- [Aim of the task]: Search the listing below for the word "cursor" and copy each line that holds it.

- [Material shown]:
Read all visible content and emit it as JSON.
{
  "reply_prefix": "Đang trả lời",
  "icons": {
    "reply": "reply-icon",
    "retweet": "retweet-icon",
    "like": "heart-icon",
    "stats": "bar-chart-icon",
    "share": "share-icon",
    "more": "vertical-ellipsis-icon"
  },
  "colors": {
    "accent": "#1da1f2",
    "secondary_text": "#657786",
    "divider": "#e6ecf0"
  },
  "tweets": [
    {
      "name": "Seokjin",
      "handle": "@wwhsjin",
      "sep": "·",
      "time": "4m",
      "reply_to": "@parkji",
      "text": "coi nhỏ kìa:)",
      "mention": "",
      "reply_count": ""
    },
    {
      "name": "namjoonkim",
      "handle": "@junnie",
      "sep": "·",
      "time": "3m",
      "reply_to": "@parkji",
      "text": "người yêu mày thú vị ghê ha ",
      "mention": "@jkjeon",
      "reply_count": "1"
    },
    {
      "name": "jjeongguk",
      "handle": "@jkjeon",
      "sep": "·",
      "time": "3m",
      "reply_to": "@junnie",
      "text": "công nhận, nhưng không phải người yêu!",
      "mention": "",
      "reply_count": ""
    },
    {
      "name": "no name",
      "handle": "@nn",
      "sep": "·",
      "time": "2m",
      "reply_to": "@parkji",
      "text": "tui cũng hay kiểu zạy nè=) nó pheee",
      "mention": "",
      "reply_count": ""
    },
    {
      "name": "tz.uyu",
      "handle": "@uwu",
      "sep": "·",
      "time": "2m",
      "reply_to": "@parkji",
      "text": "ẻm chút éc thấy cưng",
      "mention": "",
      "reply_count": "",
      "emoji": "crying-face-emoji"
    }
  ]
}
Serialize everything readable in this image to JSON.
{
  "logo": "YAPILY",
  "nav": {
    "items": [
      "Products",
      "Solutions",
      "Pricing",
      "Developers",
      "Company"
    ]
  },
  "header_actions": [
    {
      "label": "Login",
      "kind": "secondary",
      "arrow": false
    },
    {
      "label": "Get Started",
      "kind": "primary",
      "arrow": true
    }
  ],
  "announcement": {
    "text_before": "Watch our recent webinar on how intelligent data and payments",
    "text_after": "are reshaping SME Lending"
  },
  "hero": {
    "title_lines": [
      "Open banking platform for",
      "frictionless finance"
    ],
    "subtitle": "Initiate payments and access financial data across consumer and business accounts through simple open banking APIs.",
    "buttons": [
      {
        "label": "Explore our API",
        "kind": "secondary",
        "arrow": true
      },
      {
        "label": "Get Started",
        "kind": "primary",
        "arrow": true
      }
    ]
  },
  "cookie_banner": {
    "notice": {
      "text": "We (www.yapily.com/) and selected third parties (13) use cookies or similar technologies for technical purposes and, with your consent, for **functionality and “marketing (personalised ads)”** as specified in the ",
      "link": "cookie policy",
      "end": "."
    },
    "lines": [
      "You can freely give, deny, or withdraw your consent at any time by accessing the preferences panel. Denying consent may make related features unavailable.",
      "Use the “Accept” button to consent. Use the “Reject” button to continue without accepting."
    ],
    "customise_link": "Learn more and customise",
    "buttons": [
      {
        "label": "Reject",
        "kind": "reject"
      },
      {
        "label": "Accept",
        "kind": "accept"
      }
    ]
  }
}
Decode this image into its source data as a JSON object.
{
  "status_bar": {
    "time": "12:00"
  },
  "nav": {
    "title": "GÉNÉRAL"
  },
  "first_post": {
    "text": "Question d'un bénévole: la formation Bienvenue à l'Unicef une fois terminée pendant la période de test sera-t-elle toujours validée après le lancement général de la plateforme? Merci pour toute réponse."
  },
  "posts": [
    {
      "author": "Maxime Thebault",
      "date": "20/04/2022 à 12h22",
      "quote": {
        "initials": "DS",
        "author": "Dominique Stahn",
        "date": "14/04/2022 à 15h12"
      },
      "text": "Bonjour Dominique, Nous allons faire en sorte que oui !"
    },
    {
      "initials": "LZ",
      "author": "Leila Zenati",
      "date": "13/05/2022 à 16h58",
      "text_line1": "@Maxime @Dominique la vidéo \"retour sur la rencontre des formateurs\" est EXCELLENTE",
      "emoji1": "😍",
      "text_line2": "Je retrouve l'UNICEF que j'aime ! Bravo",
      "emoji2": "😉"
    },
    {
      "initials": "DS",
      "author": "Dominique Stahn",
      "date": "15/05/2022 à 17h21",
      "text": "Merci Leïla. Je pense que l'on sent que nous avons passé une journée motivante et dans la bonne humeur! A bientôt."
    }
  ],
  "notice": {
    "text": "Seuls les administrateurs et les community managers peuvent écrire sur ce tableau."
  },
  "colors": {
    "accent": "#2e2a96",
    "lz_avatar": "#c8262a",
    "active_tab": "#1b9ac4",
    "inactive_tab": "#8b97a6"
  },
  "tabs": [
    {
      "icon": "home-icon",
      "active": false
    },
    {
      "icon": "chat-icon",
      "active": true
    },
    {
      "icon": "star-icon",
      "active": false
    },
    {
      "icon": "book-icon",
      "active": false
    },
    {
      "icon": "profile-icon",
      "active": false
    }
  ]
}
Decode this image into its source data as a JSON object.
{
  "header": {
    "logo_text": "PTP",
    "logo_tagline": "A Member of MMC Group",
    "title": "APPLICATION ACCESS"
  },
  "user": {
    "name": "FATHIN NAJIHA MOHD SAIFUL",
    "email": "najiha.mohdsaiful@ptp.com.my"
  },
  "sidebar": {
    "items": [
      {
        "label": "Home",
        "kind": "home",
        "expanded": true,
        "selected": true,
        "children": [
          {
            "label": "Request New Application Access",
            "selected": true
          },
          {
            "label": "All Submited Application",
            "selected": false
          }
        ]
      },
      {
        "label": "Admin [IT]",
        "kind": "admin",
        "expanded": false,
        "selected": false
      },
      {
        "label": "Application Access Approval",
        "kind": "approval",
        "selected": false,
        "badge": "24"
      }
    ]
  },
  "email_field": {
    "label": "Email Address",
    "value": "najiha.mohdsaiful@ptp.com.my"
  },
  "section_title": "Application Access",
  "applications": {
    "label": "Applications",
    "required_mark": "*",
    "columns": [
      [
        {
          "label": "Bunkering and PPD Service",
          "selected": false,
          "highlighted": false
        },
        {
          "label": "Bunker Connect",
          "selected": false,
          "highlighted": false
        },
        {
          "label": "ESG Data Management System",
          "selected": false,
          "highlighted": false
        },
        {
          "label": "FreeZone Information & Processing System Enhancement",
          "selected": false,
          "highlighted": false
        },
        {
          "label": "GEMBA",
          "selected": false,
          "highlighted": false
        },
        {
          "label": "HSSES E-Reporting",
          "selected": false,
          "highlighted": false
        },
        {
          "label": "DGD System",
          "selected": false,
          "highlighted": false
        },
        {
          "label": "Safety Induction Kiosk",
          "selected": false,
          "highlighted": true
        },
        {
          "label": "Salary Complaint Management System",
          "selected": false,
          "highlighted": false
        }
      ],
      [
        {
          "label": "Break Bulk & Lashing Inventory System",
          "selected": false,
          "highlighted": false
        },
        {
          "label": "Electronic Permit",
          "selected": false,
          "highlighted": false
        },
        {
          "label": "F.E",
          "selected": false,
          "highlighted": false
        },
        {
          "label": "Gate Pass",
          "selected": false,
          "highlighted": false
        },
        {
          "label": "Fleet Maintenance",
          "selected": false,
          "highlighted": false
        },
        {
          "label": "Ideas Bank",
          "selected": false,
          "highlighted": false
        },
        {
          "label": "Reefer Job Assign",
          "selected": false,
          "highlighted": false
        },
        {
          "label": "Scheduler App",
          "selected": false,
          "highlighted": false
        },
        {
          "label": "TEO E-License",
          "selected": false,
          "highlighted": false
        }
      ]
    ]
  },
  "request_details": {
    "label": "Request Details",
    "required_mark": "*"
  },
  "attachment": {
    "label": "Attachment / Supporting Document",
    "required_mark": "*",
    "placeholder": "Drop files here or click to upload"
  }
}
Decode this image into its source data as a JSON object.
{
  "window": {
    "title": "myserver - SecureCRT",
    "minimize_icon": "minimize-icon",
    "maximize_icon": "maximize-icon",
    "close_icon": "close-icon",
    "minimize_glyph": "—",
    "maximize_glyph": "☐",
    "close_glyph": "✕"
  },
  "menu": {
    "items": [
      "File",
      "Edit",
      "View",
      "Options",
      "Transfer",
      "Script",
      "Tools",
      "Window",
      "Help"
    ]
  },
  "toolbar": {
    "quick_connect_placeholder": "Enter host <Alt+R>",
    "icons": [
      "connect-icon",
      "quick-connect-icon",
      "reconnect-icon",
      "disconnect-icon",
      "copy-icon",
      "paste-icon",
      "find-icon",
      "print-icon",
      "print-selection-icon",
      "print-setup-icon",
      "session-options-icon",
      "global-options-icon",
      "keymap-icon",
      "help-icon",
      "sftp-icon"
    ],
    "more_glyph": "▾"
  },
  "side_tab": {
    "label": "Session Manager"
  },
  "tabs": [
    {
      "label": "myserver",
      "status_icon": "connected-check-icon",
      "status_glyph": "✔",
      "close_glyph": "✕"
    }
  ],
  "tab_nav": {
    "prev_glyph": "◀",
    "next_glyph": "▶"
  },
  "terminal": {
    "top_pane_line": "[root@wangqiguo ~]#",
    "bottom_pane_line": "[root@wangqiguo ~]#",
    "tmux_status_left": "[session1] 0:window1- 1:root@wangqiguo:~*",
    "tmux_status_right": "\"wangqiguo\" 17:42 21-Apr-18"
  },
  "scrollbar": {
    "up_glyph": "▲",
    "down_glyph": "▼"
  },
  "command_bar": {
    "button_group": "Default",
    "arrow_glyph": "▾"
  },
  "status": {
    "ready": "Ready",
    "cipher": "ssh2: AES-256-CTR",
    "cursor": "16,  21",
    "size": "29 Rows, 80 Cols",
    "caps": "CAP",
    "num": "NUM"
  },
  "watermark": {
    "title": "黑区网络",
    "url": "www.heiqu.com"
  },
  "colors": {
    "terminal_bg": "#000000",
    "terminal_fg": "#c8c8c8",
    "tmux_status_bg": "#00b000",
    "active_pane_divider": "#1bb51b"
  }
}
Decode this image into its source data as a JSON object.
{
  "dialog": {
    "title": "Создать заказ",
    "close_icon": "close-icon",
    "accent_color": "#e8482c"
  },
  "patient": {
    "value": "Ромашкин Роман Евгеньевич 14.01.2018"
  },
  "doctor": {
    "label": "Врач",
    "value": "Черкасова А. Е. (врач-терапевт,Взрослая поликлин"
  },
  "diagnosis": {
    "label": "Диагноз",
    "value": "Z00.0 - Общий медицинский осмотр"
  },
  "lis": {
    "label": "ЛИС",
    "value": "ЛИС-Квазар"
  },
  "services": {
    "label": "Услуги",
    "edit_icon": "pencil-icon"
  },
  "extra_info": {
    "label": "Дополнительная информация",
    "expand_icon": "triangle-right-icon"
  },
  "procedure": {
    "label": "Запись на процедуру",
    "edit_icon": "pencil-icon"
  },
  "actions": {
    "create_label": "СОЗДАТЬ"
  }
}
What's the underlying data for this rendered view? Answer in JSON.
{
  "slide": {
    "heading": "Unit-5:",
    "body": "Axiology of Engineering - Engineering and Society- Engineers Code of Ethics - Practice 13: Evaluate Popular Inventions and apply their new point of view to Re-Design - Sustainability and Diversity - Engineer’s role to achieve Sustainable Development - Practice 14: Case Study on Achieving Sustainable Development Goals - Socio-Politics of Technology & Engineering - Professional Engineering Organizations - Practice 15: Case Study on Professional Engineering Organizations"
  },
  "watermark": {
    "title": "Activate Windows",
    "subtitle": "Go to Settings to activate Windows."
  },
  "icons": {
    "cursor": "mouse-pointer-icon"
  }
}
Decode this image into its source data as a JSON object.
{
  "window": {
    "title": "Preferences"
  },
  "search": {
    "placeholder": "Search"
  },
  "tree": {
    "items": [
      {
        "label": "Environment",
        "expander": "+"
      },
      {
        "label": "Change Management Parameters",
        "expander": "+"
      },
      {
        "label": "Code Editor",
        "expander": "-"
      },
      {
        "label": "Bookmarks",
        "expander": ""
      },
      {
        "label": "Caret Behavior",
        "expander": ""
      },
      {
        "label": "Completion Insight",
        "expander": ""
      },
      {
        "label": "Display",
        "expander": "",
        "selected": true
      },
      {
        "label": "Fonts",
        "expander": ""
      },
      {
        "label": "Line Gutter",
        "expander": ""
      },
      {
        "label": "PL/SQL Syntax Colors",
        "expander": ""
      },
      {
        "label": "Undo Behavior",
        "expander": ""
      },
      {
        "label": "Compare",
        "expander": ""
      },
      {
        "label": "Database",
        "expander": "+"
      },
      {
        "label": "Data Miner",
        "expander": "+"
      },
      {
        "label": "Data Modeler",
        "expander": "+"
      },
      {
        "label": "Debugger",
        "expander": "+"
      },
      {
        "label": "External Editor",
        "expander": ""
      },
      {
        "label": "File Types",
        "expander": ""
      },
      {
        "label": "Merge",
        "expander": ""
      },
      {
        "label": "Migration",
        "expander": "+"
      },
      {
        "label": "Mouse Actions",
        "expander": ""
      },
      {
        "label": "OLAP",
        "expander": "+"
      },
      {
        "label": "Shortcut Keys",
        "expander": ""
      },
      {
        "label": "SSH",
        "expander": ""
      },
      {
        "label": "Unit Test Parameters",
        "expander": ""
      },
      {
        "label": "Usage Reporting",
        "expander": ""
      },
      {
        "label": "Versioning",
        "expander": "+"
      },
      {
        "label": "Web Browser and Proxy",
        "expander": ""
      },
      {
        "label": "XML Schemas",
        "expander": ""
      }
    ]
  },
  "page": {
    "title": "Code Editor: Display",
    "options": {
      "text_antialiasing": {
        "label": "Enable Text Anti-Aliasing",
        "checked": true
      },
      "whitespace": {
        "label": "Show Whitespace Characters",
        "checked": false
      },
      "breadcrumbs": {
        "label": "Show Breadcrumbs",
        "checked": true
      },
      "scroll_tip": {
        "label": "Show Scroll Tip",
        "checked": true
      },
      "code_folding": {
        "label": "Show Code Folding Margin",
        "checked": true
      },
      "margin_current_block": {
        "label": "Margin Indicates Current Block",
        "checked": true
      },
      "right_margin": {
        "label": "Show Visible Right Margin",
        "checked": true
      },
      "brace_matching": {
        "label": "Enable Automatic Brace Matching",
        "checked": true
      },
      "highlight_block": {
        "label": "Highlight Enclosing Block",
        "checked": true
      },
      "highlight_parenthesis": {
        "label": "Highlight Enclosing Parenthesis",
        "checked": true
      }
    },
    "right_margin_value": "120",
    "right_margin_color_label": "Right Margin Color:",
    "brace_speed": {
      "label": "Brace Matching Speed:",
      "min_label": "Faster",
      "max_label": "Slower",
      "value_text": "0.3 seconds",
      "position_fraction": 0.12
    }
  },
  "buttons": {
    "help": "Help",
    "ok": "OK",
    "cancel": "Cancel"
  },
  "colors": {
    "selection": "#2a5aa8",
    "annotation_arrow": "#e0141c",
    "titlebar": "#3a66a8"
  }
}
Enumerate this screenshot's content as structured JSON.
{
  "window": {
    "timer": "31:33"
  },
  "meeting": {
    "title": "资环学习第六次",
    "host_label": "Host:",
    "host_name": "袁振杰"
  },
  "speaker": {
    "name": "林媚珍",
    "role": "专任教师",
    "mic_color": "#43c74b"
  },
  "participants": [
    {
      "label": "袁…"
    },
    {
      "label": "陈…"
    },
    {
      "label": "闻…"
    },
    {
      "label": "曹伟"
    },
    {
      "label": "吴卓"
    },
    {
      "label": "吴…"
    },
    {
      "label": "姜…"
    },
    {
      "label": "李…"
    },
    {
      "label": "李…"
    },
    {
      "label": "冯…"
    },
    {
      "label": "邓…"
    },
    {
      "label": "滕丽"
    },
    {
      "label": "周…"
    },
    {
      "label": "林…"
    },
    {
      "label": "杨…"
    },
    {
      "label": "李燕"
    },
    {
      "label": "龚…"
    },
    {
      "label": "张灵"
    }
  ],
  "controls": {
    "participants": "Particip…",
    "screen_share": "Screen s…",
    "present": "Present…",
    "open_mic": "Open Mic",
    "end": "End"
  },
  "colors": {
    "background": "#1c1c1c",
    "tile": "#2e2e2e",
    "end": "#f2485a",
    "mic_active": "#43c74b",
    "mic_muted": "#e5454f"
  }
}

- [Final answer]:
    "cursor": "16,  21",
    "cursor": "mouse-pointer-icon"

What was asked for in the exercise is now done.